**Exercise goal**
Without altering anything, repeat each of the records.

**Recorded data**
"""
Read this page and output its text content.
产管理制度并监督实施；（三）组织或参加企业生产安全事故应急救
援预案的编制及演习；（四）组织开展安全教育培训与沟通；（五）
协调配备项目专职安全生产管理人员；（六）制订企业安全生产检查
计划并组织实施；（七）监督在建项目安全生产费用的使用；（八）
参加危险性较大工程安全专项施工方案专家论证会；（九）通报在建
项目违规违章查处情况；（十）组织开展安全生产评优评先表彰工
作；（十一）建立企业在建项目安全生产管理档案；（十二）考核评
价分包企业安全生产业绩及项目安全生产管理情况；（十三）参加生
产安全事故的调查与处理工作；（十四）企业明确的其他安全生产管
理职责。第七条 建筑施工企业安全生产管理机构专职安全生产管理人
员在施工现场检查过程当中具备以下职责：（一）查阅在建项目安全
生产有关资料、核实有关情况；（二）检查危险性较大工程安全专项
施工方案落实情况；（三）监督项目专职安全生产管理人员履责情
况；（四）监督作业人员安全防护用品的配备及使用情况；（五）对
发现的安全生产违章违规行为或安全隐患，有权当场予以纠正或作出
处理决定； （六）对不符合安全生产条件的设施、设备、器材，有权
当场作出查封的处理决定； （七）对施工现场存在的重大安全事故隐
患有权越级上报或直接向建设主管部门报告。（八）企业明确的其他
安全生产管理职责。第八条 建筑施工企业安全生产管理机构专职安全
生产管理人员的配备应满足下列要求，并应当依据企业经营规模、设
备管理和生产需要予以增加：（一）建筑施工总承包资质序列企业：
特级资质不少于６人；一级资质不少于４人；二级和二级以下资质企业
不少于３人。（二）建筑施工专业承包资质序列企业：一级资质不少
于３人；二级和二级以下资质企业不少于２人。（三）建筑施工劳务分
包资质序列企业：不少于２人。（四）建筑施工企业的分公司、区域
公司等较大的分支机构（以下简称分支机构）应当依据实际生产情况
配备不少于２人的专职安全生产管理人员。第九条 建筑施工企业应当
"""
**Completed task**
Read this page and output its text content.
产管理制度并监督实施；（三）组织或参加企业生产安全事故应急救
援预案的编制及演习；（四）组织开展安全教育培训与沟通；（五）
协调配备项目专职安全生产管理人员；（六）制订企业安全生产检查
计划并组织实施；（七）监督在建项目安全生产费用的使用；（八）
参加危险性较大工程安全专项施工方案专家论证会；（九）通报在建
项目违规违章查处情况；（十）组织开展安全生产评优评先表彰工
作；（十一）建立企业在建项目安全生产管理档案；（十二）考核评
价分包企业安全生产业绩及项目安全生产管理情况；（十三）参加生
产安全事故的调查与处理工作；（十四）企业明确的其他安全生产管
理职责。第七条 建筑施工企业安全生产管理机构专职安全生产管理人
员在施工现场检查过程当中具备以下职责：（一）查阅在建项目安全
生产有关资料、核实有关情况；（二）检查危险性较大工程安全专项
施工方案落实情况；（三）监督项目专职安全生产管理人员履责情
况；（四）监督作业人员安全防护用品的配备及使用情况；（五）对
发现的安全生产违章违规行为或安全隐患，有权当场予以纠正或作出
处理决定； （六）对不符合安全生产条件的设施、设备、器材，有权
当场作出查封的处理决定； （七）对施工现场存在的重大安全事故隐
患有权越级上报或直接向建设主管部门报告。（八）企业明确的其他
安全生产管理职责。第八条 建筑施工企业安全生产管理机构专职安全
生产管理人员的配备应满足下列要求，并应当依据企业经营规模、设
备管理和生产需要予以增加：（一）建筑施工总承包资质序列企业：
特级资质不少于６人；一级资质不少于４人；二级和二级以下资质企业
不少于３人。（二）建筑施工专业承包资质序列企业：一级资质不少
于３人；二级和二级以下资质企业不少于２人。（三）建筑施工劳务分
包资质序列企业：不少于２人。（四）建筑施工企业的分公司、区域
公司等较大的分支机构（以下简称分支机构）应当依据实际生产情况
配备不少于２人的专职安全生产管理人员。第九条 建筑施工企业应当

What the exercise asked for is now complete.